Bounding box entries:
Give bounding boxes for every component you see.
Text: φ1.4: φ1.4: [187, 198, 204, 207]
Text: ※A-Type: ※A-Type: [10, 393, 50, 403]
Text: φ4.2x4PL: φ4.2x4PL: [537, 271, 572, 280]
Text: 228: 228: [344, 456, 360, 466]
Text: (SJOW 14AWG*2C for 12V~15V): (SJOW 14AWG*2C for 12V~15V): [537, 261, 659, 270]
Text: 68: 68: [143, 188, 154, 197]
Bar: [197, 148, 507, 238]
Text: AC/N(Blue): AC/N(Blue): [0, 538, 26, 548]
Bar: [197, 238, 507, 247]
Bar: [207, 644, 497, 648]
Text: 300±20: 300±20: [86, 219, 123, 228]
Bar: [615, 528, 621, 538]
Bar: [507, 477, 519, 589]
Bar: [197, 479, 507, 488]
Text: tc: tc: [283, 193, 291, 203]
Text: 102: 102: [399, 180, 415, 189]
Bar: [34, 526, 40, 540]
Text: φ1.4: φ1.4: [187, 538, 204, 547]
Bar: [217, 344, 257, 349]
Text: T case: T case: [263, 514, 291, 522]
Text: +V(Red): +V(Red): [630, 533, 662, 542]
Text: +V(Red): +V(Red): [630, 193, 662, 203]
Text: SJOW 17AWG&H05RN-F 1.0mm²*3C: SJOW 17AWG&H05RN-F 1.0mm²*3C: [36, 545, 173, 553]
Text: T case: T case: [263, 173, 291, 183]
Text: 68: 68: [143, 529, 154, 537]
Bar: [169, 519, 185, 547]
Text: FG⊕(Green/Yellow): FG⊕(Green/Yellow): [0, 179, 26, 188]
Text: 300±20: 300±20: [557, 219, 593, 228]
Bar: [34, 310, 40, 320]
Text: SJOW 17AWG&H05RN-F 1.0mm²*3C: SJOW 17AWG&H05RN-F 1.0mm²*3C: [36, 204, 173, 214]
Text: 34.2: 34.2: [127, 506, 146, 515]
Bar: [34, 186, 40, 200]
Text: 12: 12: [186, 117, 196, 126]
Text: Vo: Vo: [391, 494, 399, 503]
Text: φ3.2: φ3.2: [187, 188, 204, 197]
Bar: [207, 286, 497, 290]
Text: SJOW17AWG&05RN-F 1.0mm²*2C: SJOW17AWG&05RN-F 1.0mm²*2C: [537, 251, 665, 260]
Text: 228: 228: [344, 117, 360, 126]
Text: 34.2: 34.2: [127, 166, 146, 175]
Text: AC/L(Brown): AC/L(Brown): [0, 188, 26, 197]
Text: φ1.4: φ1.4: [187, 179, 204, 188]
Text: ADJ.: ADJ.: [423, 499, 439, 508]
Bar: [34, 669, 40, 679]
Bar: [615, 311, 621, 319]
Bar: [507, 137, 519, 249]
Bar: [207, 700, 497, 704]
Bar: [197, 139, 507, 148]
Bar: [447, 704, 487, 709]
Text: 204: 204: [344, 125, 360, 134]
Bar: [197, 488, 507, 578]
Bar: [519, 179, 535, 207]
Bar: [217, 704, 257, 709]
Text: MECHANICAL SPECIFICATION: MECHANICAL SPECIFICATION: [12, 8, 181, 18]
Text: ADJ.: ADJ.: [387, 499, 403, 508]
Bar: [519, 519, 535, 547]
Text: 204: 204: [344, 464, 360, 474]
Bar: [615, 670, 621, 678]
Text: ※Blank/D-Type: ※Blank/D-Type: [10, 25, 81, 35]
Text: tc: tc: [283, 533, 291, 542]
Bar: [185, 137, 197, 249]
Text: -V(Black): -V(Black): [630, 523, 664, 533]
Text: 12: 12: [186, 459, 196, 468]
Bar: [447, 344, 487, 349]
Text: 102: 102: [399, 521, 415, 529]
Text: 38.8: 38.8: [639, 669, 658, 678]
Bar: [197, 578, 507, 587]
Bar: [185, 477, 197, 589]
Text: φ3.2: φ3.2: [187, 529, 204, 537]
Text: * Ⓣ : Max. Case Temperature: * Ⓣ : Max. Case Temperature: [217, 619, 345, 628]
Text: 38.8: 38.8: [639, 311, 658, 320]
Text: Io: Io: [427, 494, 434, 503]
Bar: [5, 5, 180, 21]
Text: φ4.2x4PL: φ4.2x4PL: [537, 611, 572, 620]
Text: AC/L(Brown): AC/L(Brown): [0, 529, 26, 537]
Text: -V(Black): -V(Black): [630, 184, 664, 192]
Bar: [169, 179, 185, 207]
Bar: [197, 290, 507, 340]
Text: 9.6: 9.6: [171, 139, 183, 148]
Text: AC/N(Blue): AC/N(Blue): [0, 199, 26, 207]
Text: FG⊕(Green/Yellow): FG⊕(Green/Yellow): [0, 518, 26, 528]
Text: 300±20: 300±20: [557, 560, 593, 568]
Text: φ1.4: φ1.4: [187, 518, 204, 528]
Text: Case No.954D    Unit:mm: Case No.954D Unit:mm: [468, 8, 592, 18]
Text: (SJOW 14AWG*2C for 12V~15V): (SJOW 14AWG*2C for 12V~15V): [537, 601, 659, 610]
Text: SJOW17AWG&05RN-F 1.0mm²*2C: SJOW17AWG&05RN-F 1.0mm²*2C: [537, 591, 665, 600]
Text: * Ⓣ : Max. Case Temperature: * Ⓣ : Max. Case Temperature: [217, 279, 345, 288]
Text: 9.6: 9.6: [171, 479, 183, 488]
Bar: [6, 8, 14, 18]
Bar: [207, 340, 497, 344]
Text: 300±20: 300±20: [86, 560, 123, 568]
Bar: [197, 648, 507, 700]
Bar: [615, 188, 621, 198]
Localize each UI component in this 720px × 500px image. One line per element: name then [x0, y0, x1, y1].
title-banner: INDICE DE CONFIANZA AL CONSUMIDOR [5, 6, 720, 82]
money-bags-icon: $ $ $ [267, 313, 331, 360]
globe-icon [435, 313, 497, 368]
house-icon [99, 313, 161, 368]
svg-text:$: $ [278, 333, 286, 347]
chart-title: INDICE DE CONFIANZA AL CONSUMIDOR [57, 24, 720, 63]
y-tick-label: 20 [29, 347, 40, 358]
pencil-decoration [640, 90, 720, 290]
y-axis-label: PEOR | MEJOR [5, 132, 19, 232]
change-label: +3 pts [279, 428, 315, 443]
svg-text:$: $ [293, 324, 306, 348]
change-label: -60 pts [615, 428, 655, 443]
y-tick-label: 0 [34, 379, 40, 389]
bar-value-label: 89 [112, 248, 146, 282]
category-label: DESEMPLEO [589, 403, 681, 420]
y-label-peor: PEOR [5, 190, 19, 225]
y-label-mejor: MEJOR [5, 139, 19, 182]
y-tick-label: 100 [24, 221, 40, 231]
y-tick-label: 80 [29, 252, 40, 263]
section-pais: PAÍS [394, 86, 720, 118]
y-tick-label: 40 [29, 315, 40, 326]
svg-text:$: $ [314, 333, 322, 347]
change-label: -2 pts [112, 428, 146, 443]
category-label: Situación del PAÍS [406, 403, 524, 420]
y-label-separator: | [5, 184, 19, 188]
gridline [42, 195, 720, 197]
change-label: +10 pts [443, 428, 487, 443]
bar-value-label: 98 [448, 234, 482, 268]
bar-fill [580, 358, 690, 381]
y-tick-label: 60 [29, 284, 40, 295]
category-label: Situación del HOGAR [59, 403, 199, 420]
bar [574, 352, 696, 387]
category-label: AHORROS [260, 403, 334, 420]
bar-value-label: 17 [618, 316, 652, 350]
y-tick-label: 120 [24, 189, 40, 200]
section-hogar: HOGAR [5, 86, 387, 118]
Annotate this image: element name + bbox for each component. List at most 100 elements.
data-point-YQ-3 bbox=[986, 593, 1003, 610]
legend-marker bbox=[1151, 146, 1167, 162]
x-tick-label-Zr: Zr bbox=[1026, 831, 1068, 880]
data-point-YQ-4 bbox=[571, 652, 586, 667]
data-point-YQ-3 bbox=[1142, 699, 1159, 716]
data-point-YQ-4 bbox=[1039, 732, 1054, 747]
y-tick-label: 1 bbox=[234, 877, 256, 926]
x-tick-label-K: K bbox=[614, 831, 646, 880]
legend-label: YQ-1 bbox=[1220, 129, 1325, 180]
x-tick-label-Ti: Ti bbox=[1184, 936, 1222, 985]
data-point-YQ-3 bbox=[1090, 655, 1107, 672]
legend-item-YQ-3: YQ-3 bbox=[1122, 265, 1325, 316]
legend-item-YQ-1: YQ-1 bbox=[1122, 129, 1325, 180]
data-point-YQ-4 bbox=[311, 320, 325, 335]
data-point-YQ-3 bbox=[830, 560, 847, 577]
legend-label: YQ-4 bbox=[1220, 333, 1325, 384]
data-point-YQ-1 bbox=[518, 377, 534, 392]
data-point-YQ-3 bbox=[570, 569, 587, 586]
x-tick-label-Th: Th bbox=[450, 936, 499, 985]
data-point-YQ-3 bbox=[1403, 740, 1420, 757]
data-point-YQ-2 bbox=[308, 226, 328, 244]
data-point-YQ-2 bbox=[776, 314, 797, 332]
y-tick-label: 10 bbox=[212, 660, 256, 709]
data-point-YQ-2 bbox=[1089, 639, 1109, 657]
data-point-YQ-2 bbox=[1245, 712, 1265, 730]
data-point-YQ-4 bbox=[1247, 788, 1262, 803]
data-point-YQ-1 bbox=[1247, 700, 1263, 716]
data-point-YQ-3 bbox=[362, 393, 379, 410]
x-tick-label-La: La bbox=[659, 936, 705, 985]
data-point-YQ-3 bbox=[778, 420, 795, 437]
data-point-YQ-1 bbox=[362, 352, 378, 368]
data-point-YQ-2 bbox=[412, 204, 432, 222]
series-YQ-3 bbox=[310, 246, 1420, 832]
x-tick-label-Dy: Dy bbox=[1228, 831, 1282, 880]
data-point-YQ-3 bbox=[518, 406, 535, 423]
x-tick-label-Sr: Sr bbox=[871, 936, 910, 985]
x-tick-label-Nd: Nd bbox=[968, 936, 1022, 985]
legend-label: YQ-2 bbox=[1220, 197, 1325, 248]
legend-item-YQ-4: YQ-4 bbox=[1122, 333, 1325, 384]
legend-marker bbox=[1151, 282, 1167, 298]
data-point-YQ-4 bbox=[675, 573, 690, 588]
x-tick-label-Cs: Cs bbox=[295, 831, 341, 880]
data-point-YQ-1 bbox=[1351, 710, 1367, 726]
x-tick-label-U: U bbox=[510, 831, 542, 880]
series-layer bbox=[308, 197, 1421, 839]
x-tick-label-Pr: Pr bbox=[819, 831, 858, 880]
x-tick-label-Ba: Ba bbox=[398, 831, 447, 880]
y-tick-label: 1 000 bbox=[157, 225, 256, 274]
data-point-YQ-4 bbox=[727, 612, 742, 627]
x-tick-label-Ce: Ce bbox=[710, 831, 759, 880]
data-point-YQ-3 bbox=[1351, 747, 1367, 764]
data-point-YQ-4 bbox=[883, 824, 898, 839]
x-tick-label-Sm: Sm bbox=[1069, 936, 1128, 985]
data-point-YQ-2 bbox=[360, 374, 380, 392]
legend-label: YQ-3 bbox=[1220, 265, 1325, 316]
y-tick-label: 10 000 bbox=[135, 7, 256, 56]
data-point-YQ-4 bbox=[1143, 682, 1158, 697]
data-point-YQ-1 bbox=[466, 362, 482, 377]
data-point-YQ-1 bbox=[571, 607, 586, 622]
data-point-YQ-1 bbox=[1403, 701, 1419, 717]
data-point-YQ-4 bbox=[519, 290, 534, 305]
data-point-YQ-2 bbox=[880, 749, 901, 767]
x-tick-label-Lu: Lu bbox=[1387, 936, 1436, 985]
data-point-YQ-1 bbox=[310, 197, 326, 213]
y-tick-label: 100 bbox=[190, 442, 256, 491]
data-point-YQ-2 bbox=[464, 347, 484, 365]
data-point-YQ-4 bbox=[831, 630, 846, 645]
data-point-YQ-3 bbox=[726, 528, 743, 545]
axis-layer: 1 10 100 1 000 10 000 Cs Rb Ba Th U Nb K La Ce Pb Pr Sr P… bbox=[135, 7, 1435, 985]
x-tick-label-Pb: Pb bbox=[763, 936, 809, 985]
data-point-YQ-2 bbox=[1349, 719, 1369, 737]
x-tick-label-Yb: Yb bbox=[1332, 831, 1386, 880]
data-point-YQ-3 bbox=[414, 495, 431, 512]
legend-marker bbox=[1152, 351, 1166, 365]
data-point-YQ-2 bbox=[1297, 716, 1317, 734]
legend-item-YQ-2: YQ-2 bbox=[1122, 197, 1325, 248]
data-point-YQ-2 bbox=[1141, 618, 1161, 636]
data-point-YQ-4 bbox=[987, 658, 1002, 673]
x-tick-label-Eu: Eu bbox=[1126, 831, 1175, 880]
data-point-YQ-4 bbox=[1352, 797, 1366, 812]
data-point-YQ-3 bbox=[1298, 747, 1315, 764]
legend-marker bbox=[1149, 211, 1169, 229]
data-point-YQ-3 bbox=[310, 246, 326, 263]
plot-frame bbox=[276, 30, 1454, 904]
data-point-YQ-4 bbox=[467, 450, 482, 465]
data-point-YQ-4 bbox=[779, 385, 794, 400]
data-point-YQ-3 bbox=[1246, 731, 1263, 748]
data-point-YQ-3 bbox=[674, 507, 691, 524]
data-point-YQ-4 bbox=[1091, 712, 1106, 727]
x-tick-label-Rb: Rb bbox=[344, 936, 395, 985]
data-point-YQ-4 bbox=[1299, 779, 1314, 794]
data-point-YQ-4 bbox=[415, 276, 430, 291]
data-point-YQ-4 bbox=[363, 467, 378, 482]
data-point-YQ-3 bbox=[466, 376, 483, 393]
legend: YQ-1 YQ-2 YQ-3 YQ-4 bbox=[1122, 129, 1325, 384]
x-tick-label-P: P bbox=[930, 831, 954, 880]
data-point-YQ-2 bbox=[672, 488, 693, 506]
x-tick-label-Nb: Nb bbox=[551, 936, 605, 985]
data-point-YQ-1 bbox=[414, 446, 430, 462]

__Objective__
Copy the data word for word, starting with its first line and continuing through the line containing "Bar: [217, 344, 257, 349]".

__Completed exercise__
Give bounding boxes for every component you see.
Text: φ1.4: φ1.4: [187, 198, 204, 207]
Text: ※A-Type: ※A-Type: [10, 393, 50, 403]
Text: φ4.2x4PL: φ4.2x4PL: [537, 271, 572, 280]
Text: 228: 228: [344, 456, 360, 466]
Text: (SJOW 14AWG*2C for 12V~15V): (SJOW 14AWG*2C for 12V~15V): [537, 261, 659, 270]
Text: 68: 68: [143, 188, 154, 197]
Bar: [197, 148, 507, 238]
Text: AC/N(Blue): AC/N(Blue): [0, 538, 26, 548]
Bar: [197, 238, 507, 247]
Bar: [207, 644, 497, 648]
Text: 300±20: 300±20: [86, 219, 123, 228]
Bar: [615, 528, 621, 538]
Bar: [507, 477, 519, 589]
Bar: [197, 479, 507, 488]
Text: tc: tc: [283, 193, 291, 203]
Text: 102: 102: [399, 180, 415, 189]
Bar: [34, 526, 40, 540]
Text: φ1.4: φ1.4: [187, 538, 204, 547]
Bar: [217, 344, 257, 349]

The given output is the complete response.